Selected excerpt:
Sunday, 28 April 2013

I'm a terrible person

Both for not posting for ages and also because I've just eaten a Crunchie. I basically decided this morning that I wasn't going to exercise..I don't ever feel like it on Sunday's so I figured why fight it and then have three days of exercise fatigue where I just hate everything about it. Today isn't a fat day however, but I did just succumb to the siren shout of a Crunchie. We had a pork roast for dinner and I had breakfast too so I can't justify it..all I can do is fix it with my tea time option. I reckon if I just have like some soup and a yoghurt I'll be right as rain anyways...

I'm so tired right now which is entirely stupid. I was knackered last night at ten o' clock and I figured why bother fighting it? So I got into bed and ended up falling asleep around half past, meaning I got my full eight hours in time for a Sunday for once. Woke up this morning feeling not tired at all which is entirely unusual...and then did work. Then one post work roast later here I am absolutely shattered again. I think it might just be a combination of epic meal plus it being inherently Sunday that makes me feel like this. I'm resisting naps though..although not really sure why. I'm no good to anyone in this state.

This week has been a good week diet wise I think. I haven't been keeping a record of what I have eaten since my last post, but I have exercised everyday and not over eaten by much I don't think. Tomorrow will tell anyways as it's weigh day. The last time I signed off I think I was due at the doctors. Entirely a blight on my week but it went by without a hitch. I had to get my blood pressure taken for my contraceptive and it turns out that it's fine. Usually it's on the cusp of being high although he tells me that's probably white coat syndrome, but this time it was normal even with my heart going like a freight train with nerves. He says he 'trusts me' to keep losing weight and has changed my prescription from seeing him every three months to seeing him every six (even though I skipped out on seeing him the last two times anyway..). Good to know he thinks I'm progressing though.

Recorded data:
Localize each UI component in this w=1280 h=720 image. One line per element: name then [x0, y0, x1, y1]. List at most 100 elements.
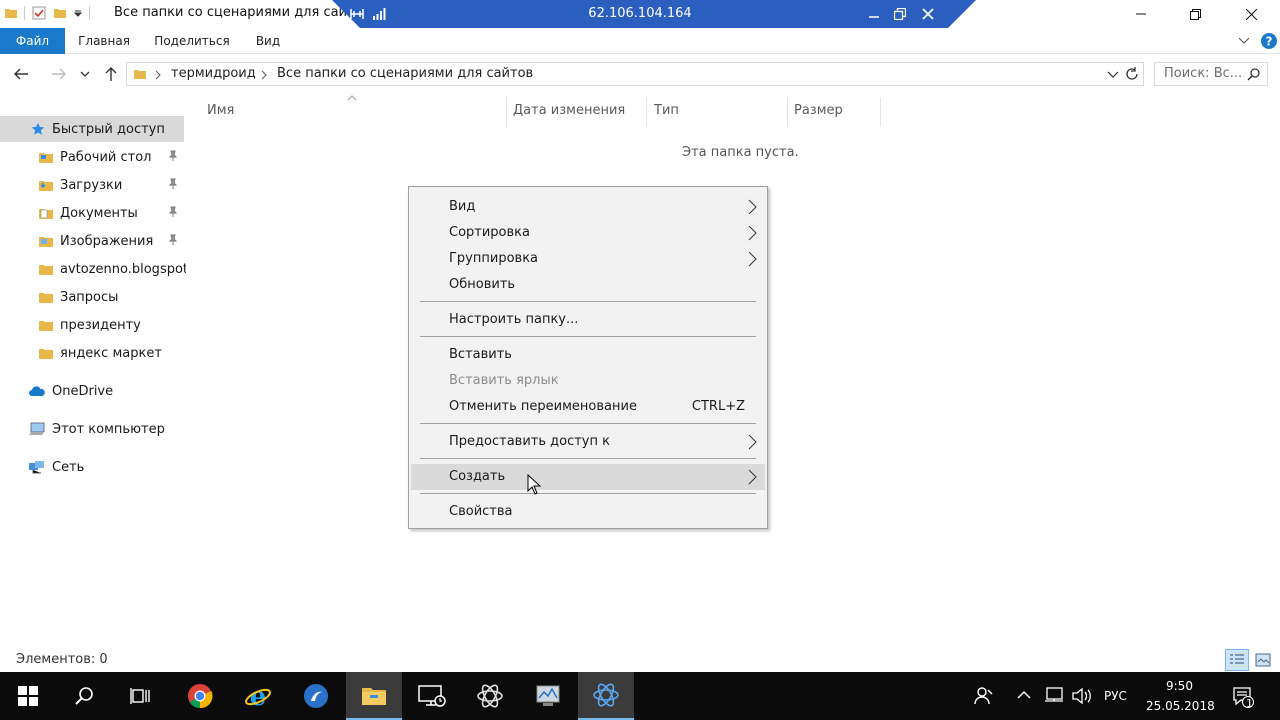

Problem set:
(1) In the blog post, what does the doctor say the writer's usual borderline-high blood pressure is probably due to?
(2) List every food the blog post names.
(3) Edit the part of the blog post that opens with the words containing "Sunday, 28 April" and closes with "as rain anyways...", changing "Crunchie" to "chocolate bar".

Expected answers:
(1) White coat syndrome.

(2)
- Crunchie
- pork roast
- soup
- yoghurt

(3)
Sunday, 28 April 2013

I'm a terrible person

Both for not posting for ages and also because I've just eaten a chocolate bar. I basically decided this morning that I wasn't going to exercise..I don't ever feel like it on Sunday's so I figured why fight it and then have three days of exercise fatigue where I just hate everything about it. Today isn't a fat day however, but I did just succumb to the siren shout of a chocolate bar. We had a pork roast for dinner and I had breakfast too so I can't justify it..all I can do is fix it with my tea time option. I reckon if I just have like some soup and a yoghurt I'll be right as rain anyways...